Find the string "waveform" in the listing and report every line that has it.
= = = = = = =
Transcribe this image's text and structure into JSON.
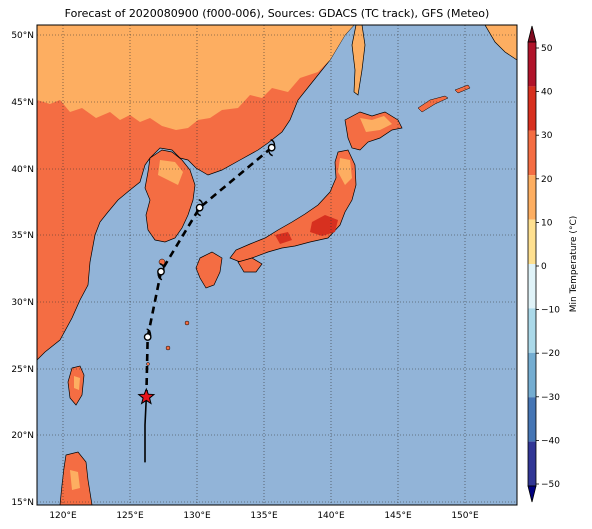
{
  "title": "Forecast of 2020080900 (f000-006), Sources: GDACS (TC track), GFS (Meteo)",
  "map": {
    "lon_range": [
      118,
      154
    ],
    "lat_range": [
      15,
      51
    ],
    "lon_ticks": [
      "120°E",
      "125°E",
      "130°E",
      "135°E",
      "140°E",
      "145°E",
      "150°E"
    ],
    "lat_ticks": [
      "15°N",
      "20°N",
      "25°N",
      "30°N",
      "35°N",
      "40°N",
      "45°N",
      "50°N"
    ],
    "ocean_color": "#92b4d8",
    "grid": "dotted"
  },
  "track": {
    "forecast_points": [
      {
        "lon": 126.2,
        "lat": 23.1,
        "symbol": "star-current-position"
      },
      {
        "lon": 126.3,
        "lat": 27.6,
        "symbol": "tropical-depression"
      },
      {
        "lon": 127.3,
        "lat": 32.5,
        "symbol": "typhoon"
      },
      {
        "lon": 130.2,
        "lat": 37.3,
        "symbol": "typhoon"
      },
      {
        "lon": 135.6,
        "lat": 41.8,
        "symbol": "typhoon"
      }
    ],
    "past_track": [
      [
        126.2,
        23.1
      ],
      [
        126.1,
        21.0
      ],
      [
        126.1,
        18.2
      ]
    ],
    "star_color": "#e8141b"
  },
  "colorbar": {
    "label": "Min Temperature (°C)",
    "ticks": [
      "50",
      "40",
      "30",
      "20",
      "10",
      "0",
      "−10",
      "−20",
      "−30",
      "−40",
      "−50"
    ],
    "colors": [
      "#7f0b20",
      "#b0132a",
      "#d7301f",
      "#f46d43",
      "#fdae61",
      "#fee090",
      "#e0f3f8",
      "#abd9e9",
      "#74add1",
      "#4575b4",
      "#313695"
    ]
  },
  "legend_colors": {
    "warm_20_30": "#f46d43",
    "mild_10_20": "#fdae61",
    "hot_30_40": "#d7301f",
    "coast": "#000000"
  }
}
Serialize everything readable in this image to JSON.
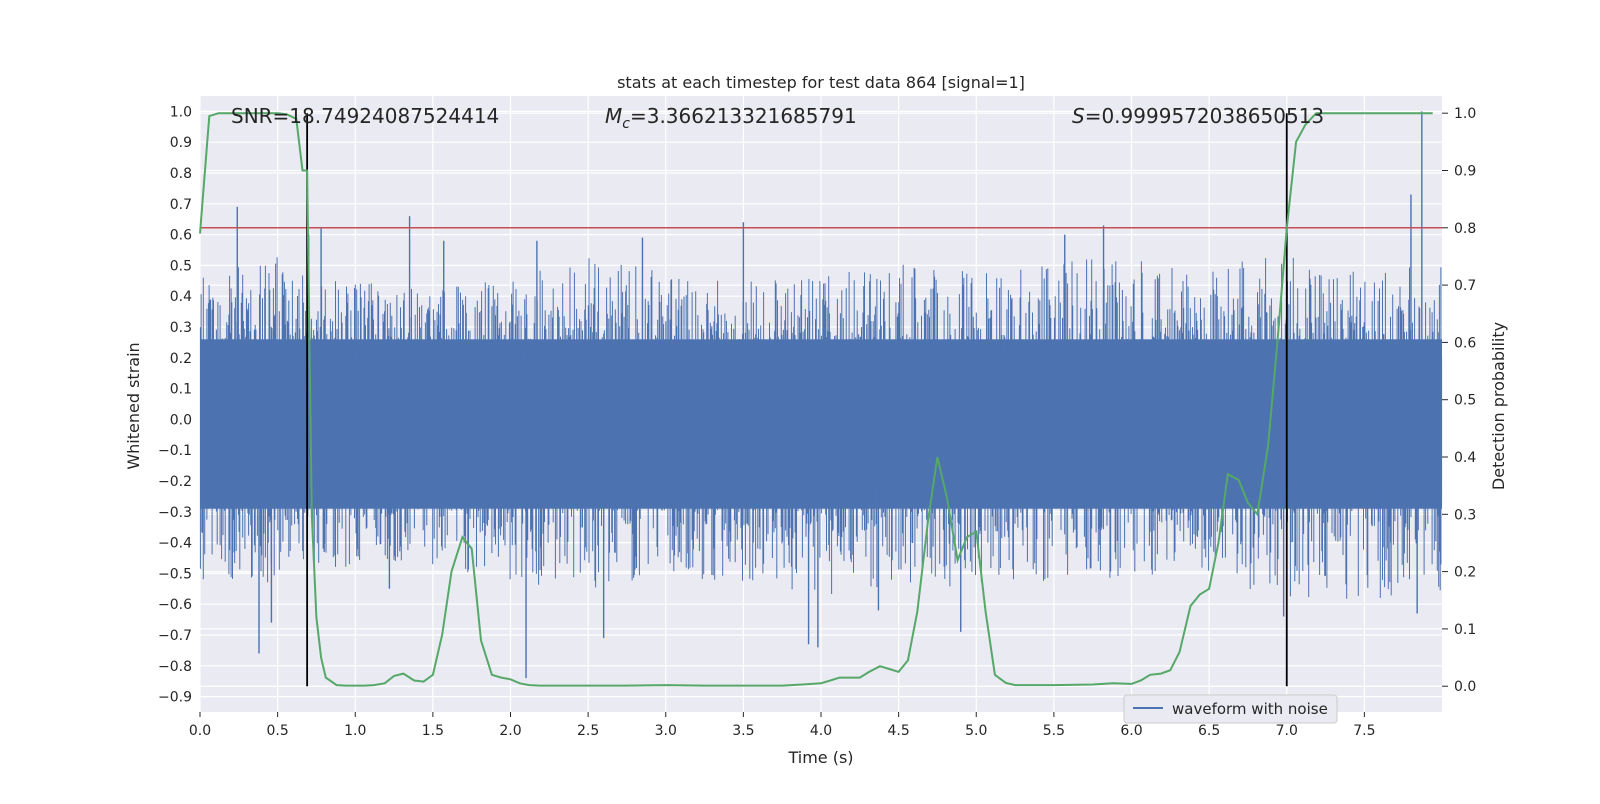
{
  "chart_data": {
    "type": "line",
    "title": "stats at each timestep for test data 864 [signal=1]",
    "xlabel": "Time (s)",
    "ylabel_left": "Whitened strain",
    "ylabel_right": "Detection probability",
    "xlim": [
      0.0,
      8.0
    ],
    "ylim_left": [
      -0.95,
      1.05
    ],
    "ylim_right": [
      -0.045,
      1.03
    ],
    "x_ticks": [
      0.0,
      0.5,
      1.0,
      1.5,
      2.0,
      2.5,
      3.0,
      3.5,
      4.0,
      4.5,
      5.0,
      5.5,
      6.0,
      6.5,
      7.0,
      7.5
    ],
    "x_tick_labels": [
      "0.0",
      "0.5",
      "1.0",
      "1.5",
      "2.0",
      "2.5",
      "3.0",
      "3.5",
      "4.0",
      "4.5",
      "5.0",
      "5.5",
      "6.0",
      "6.5",
      "7.0",
      "7.5"
    ],
    "y_left_ticks": [
      1.0,
      0.9,
      0.8,
      0.7,
      0.6,
      0.5,
      0.4,
      0.3,
      0.2,
      0.1,
      0.0,
      -0.1,
      -0.2,
      -0.3,
      -0.4,
      -0.5,
      -0.6,
      -0.7,
      -0.8,
      -0.9
    ],
    "y_left_tick_labels": [
      "1.0",
      "0.9",
      "0.8",
      "0.7",
      "0.6",
      "0.5",
      "0.4",
      "0.3",
      "0.2",
      "0.1",
      "0.0",
      "−0.1",
      "−0.2",
      "−0.3",
      "−0.4",
      "−0.5",
      "−0.6",
      "−0.7",
      "−0.8",
      "−0.9"
    ],
    "y_right_ticks": [
      1.0,
      0.9,
      0.8,
      0.7,
      0.6,
      0.5,
      0.4,
      0.3,
      0.2,
      0.1,
      0.0
    ],
    "y_right_tick_labels": [
      "1.0",
      "0.9",
      "0.8",
      "0.7",
      "0.6",
      "0.5",
      "0.4",
      "0.3",
      "0.2",
      "0.1",
      "0.0"
    ],
    "grid": true,
    "background": "#eaeaf2",
    "annotations": {
      "snr": "SNR=18.74924087524414",
      "mc_symbol": "M",
      "mc_sub": "c",
      "mc_value": "=3.366213321685791",
      "s_symbol": "S",
      "s_value": "=0.9999572038650513"
    },
    "legend": {
      "label": "waveform with noise",
      "placement": "lower-right"
    },
    "threshold": {
      "value": 0.8,
      "axis": "right",
      "color": "#c44e52"
    },
    "vlines": {
      "x": [
        0.69,
        7.0
      ],
      "color": "#000000"
    },
    "series": [
      {
        "name": "waveform with noise",
        "axis": "left",
        "color": "#4c72b0",
        "kind": "noise",
        "envelope_upper": [
          0.45,
          0.5,
          0.45,
          0.4,
          0.45,
          0.5,
          0.45,
          0.42,
          0.45,
          0.48,
          0.45,
          0.48,
          0.5,
          0.48,
          0.5,
          0.45,
          0.5
        ],
        "envelope_lower": [
          -0.5,
          -0.5,
          -0.45,
          -0.45,
          -0.5,
          -0.52,
          -0.48,
          -0.5,
          -0.55,
          -0.5,
          -0.52,
          -0.5,
          -0.5,
          -0.5,
          -0.55,
          -0.55,
          -0.55
        ],
        "spikes": [
          {
            "x": 0.24,
            "y": 0.69
          },
          {
            "x": 0.38,
            "y": -0.76
          },
          {
            "x": 0.46,
            "y": -0.66
          },
          {
            "x": 0.7,
            "y": 0.6
          },
          {
            "x": 0.78,
            "y": 0.62
          },
          {
            "x": 0.8,
            "y": -0.43
          },
          {
            "x": 1.22,
            "y": -0.55
          },
          {
            "x": 1.35,
            "y": 0.66
          },
          {
            "x": 1.57,
            "y": 0.58
          },
          {
            "x": 2.1,
            "y": -0.84
          },
          {
            "x": 2.17,
            "y": 0.58
          },
          {
            "x": 2.6,
            "y": -0.71
          },
          {
            "x": 2.85,
            "y": 0.59
          },
          {
            "x": 3.5,
            "y": 0.64
          },
          {
            "x": 3.92,
            "y": -0.73
          },
          {
            "x": 3.98,
            "y": -0.74
          },
          {
            "x": 4.37,
            "y": -0.62
          },
          {
            "x": 5.57,
            "y": 0.6
          },
          {
            "x": 5.82,
            "y": 0.63
          },
          {
            "x": 4.9,
            "y": -0.69
          },
          {
            "x": 6.98,
            "y": -0.64
          },
          {
            "x": 7.8,
            "y": 0.73
          },
          {
            "x": 7.87,
            "y": 1.0
          },
          {
            "x": 7.84,
            "y": -0.63
          }
        ]
      },
      {
        "name": "",
        "axis": "right",
        "color": "#55a868",
        "x": [
          0.0,
          0.06,
          0.12,
          0.19,
          0.25,
          0.31,
          0.38,
          0.44,
          0.5,
          0.56,
          0.62,
          0.66,
          0.69,
          0.72,
          0.75,
          0.78,
          0.81,
          0.88,
          0.94,
          1.0,
          1.06,
          1.12,
          1.19,
          1.25,
          1.31,
          1.38,
          1.44,
          1.5,
          1.56,
          1.62,
          1.69,
          1.75,
          1.81,
          1.88,
          1.94,
          2.0,
          2.06,
          2.12,
          2.19,
          2.25,
          2.5,
          2.75,
          3.0,
          3.25,
          3.5,
          3.75,
          3.88,
          4.0,
          4.06,
          4.12,
          4.19,
          4.25,
          4.31,
          4.38,
          4.44,
          4.5,
          4.56,
          4.62,
          4.69,
          4.75,
          4.81,
          4.88,
          4.94,
          5.0,
          5.06,
          5.12,
          5.19,
          5.25,
          5.5,
          5.75,
          5.88,
          6.0,
          6.06,
          6.12,
          6.19,
          6.25,
          6.31,
          6.38,
          6.44,
          6.5,
          6.56,
          6.62,
          6.69,
          6.75,
          6.81,
          6.88,
          6.94,
          7.0,
          7.06,
          7.12,
          7.19,
          7.25,
          7.5,
          7.75,
          7.94
        ],
        "y": [
          0.79,
          0.995,
          1.0,
          1.0,
          1.0,
          1.0,
          1.0,
          1.0,
          1.0,
          0.998,
          0.99,
          0.9,
          0.9,
          0.3,
          0.12,
          0.05,
          0.015,
          0.002,
          0.001,
          0.001,
          0.001,
          0.002,
          0.005,
          0.018,
          0.022,
          0.01,
          0.008,
          0.02,
          0.09,
          0.2,
          0.26,
          0.24,
          0.08,
          0.02,
          0.015,
          0.012,
          0.005,
          0.002,
          0.001,
          0.001,
          0.001,
          0.001,
          0.002,
          0.001,
          0.001,
          0.001,
          0.003,
          0.005,
          0.01,
          0.015,
          0.015,
          0.015,
          0.025,
          0.035,
          0.03,
          0.025,
          0.045,
          0.13,
          0.29,
          0.4,
          0.33,
          0.22,
          0.26,
          0.27,
          0.13,
          0.02,
          0.006,
          0.002,
          0.002,
          0.003,
          0.005,
          0.004,
          0.01,
          0.02,
          0.022,
          0.028,
          0.06,
          0.14,
          0.16,
          0.17,
          0.25,
          0.37,
          0.36,
          0.32,
          0.3,
          0.42,
          0.6,
          0.8,
          0.95,
          0.98,
          1.0,
          1.0,
          1.0,
          1.0,
          1.0
        ]
      }
    ]
  }
}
= = = = = = =
__SOLUTION__.
      "label": "waveform with noise",
        "name": "waveform with noise",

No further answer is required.